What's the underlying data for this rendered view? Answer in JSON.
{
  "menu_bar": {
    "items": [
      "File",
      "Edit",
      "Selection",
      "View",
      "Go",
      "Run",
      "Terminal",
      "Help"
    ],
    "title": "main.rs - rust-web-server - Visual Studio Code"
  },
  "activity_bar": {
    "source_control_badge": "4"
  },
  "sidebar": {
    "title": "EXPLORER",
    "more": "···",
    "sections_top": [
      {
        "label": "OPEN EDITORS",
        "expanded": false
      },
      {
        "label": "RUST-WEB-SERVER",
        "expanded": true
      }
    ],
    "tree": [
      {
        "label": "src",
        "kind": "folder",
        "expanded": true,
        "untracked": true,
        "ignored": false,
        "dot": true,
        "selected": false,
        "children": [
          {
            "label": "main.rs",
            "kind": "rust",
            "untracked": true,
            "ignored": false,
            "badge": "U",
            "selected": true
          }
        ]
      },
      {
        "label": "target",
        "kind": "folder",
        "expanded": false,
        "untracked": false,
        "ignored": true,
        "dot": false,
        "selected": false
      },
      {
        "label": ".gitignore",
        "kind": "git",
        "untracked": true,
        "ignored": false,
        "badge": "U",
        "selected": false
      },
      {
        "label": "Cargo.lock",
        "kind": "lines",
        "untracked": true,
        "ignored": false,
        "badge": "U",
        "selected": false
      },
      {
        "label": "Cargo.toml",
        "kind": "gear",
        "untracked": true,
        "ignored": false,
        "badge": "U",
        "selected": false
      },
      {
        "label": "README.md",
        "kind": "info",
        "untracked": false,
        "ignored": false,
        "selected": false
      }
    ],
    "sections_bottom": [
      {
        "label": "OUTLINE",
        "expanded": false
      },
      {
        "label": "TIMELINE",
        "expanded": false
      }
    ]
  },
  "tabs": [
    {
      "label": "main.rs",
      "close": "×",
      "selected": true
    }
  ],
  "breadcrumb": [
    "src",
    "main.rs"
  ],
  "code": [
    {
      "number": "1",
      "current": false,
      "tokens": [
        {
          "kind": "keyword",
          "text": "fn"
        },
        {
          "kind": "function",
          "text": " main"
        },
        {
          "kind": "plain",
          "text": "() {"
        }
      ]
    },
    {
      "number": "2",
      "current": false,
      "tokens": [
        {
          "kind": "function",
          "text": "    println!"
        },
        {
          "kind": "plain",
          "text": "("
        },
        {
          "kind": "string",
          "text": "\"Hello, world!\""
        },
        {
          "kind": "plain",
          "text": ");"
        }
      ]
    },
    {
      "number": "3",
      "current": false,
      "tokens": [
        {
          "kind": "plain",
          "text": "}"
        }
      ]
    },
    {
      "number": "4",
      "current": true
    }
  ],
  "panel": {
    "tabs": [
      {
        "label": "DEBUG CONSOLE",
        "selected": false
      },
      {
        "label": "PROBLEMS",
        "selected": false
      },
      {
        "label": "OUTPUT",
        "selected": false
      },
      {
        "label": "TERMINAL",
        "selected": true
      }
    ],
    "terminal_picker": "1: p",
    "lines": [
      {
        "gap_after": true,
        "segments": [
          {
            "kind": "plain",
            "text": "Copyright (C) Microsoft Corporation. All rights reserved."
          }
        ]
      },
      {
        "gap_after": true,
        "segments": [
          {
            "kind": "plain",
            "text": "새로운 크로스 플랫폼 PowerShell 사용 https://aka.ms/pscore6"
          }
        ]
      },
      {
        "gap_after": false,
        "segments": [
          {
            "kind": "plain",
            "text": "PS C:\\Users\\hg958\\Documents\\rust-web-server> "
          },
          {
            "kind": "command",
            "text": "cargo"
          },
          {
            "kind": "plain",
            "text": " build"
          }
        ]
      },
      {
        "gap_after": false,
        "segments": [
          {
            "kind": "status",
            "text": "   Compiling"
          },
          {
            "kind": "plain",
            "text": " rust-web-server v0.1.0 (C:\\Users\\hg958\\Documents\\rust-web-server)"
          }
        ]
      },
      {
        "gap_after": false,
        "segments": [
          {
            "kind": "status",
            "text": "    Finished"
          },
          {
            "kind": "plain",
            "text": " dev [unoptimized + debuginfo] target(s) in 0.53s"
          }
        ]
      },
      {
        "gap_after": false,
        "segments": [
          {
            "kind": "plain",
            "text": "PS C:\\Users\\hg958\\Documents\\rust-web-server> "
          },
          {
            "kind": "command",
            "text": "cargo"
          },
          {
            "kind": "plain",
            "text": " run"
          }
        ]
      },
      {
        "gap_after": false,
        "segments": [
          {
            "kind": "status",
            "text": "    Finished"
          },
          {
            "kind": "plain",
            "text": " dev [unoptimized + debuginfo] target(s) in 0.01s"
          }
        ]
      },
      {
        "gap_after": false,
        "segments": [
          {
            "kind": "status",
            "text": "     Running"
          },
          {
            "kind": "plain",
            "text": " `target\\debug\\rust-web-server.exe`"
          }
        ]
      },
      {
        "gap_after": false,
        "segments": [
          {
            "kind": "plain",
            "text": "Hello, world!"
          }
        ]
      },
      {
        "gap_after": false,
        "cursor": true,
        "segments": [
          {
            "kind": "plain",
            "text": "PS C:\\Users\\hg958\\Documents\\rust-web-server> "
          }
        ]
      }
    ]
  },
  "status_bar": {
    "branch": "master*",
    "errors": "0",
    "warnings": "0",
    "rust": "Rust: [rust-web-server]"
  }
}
##############################
How many of the lines above hold "title"? Answer with only the number.

2